**PROBLEM TO SOLVE**
Your answer should be a single number: the count of lines in the material below that hold "Core".

**INPUT RECORDS**
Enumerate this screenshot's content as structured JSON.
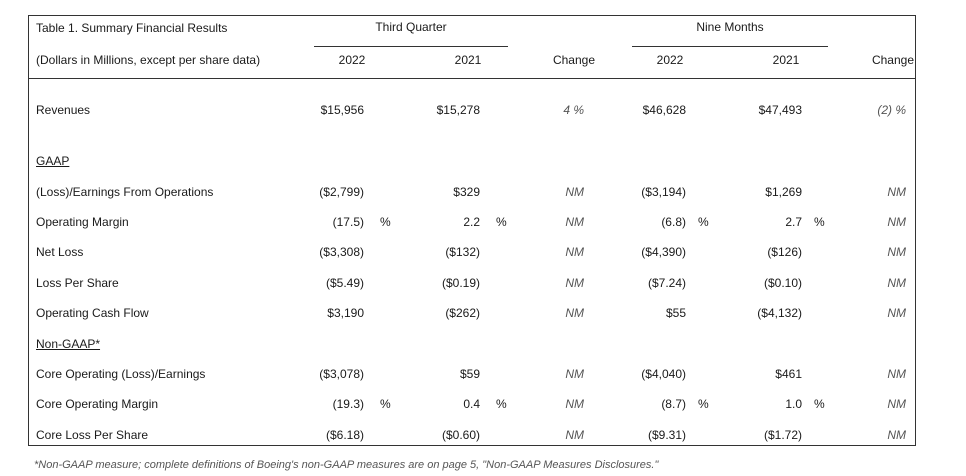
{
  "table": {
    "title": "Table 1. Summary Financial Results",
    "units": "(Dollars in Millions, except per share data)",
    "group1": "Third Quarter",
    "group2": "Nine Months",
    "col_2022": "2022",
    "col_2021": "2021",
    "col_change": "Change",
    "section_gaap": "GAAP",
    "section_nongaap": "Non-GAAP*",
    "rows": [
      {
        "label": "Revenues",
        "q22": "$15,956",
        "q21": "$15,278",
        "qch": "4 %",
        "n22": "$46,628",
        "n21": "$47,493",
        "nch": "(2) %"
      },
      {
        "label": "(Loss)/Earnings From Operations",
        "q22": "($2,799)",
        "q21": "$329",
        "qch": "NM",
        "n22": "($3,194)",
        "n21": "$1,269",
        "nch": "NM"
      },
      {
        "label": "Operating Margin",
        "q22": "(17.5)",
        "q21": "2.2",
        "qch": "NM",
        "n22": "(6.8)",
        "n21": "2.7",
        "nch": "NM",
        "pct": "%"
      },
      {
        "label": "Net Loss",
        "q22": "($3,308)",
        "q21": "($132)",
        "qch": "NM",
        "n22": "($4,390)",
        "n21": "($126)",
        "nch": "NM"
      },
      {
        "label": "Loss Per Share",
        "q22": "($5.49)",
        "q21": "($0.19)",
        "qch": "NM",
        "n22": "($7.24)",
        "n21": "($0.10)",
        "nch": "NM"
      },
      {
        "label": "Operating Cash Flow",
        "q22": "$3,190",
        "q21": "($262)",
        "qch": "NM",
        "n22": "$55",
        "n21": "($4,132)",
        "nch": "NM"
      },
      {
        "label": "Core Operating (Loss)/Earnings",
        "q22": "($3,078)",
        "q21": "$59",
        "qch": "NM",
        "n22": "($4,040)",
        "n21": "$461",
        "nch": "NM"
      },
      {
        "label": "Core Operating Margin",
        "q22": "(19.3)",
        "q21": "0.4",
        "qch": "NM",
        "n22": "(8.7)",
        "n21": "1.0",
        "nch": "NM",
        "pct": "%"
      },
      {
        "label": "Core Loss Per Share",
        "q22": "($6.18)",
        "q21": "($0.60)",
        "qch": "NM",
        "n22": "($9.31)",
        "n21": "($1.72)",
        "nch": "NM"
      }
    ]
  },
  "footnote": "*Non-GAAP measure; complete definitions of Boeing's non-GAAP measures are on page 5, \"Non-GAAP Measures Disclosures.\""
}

* * *

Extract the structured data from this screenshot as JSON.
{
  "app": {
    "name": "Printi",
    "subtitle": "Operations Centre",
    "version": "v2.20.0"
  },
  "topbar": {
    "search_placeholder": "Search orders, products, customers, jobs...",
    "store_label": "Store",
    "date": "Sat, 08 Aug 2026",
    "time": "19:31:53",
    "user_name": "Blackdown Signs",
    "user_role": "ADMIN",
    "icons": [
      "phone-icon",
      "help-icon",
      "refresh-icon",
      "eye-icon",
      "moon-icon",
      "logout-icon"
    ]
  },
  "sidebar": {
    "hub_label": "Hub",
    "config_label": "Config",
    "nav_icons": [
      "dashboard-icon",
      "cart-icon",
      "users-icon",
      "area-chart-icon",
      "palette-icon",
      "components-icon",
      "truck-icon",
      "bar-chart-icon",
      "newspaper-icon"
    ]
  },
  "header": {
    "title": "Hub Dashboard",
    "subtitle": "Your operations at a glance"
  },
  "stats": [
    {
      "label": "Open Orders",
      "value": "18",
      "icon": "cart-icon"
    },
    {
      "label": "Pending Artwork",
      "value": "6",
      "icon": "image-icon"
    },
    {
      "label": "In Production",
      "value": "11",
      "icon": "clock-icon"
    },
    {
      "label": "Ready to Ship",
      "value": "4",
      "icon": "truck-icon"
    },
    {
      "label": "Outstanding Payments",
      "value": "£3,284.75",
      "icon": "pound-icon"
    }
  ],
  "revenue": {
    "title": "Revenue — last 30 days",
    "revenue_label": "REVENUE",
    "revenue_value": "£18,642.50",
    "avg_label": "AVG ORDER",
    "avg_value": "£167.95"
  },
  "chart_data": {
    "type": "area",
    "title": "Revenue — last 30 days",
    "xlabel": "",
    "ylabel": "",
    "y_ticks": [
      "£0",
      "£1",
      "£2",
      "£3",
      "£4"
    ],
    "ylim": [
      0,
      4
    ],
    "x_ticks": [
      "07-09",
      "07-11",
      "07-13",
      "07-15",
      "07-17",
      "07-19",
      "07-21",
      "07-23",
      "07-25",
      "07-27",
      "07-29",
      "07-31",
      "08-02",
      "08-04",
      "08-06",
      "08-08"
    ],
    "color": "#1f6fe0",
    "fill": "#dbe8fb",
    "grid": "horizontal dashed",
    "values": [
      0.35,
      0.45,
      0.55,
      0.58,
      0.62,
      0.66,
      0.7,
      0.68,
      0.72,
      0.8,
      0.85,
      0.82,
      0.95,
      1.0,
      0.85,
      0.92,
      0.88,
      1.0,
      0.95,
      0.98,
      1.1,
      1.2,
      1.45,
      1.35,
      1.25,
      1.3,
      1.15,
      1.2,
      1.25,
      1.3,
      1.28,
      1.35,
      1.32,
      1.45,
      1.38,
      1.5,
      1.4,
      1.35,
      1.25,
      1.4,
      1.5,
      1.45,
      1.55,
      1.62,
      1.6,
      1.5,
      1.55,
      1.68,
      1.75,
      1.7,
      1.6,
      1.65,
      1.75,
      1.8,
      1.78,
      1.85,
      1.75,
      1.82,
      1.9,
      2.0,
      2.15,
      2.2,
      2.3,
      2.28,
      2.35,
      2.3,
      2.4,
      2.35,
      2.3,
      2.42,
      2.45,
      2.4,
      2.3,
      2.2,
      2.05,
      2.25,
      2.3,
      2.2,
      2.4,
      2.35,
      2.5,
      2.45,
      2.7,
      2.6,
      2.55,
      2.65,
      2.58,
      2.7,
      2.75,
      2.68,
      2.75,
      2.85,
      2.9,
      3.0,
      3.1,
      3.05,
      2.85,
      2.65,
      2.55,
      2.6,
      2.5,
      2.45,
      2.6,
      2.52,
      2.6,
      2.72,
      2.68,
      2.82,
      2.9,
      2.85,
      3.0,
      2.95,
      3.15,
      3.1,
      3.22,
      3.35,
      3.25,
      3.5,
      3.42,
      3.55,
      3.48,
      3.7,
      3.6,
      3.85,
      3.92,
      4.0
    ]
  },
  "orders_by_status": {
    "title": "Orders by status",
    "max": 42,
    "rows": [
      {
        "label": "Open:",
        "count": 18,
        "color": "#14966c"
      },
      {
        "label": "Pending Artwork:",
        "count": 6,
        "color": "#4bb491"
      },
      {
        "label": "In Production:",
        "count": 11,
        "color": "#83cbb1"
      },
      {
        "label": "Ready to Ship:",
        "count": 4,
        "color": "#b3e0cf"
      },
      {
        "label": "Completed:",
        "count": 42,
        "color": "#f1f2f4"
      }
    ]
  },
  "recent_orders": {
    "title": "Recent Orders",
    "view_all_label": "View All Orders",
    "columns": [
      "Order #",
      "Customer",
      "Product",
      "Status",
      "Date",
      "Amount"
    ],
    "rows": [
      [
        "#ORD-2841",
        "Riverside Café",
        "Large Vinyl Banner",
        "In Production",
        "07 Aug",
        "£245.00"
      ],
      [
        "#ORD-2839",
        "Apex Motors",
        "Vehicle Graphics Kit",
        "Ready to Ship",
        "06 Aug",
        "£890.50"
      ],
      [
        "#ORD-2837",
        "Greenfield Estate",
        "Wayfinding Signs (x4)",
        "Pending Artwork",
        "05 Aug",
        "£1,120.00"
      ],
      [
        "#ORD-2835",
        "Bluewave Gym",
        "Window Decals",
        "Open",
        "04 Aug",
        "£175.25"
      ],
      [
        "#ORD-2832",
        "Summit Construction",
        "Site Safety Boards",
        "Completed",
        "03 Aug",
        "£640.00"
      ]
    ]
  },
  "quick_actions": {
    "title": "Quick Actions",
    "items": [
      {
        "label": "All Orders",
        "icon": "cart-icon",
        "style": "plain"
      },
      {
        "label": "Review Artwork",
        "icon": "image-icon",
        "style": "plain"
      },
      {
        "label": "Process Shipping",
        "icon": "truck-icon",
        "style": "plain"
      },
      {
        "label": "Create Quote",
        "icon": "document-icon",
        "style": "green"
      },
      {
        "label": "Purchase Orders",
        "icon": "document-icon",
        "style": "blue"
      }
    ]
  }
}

**CORRECT RESULT**
3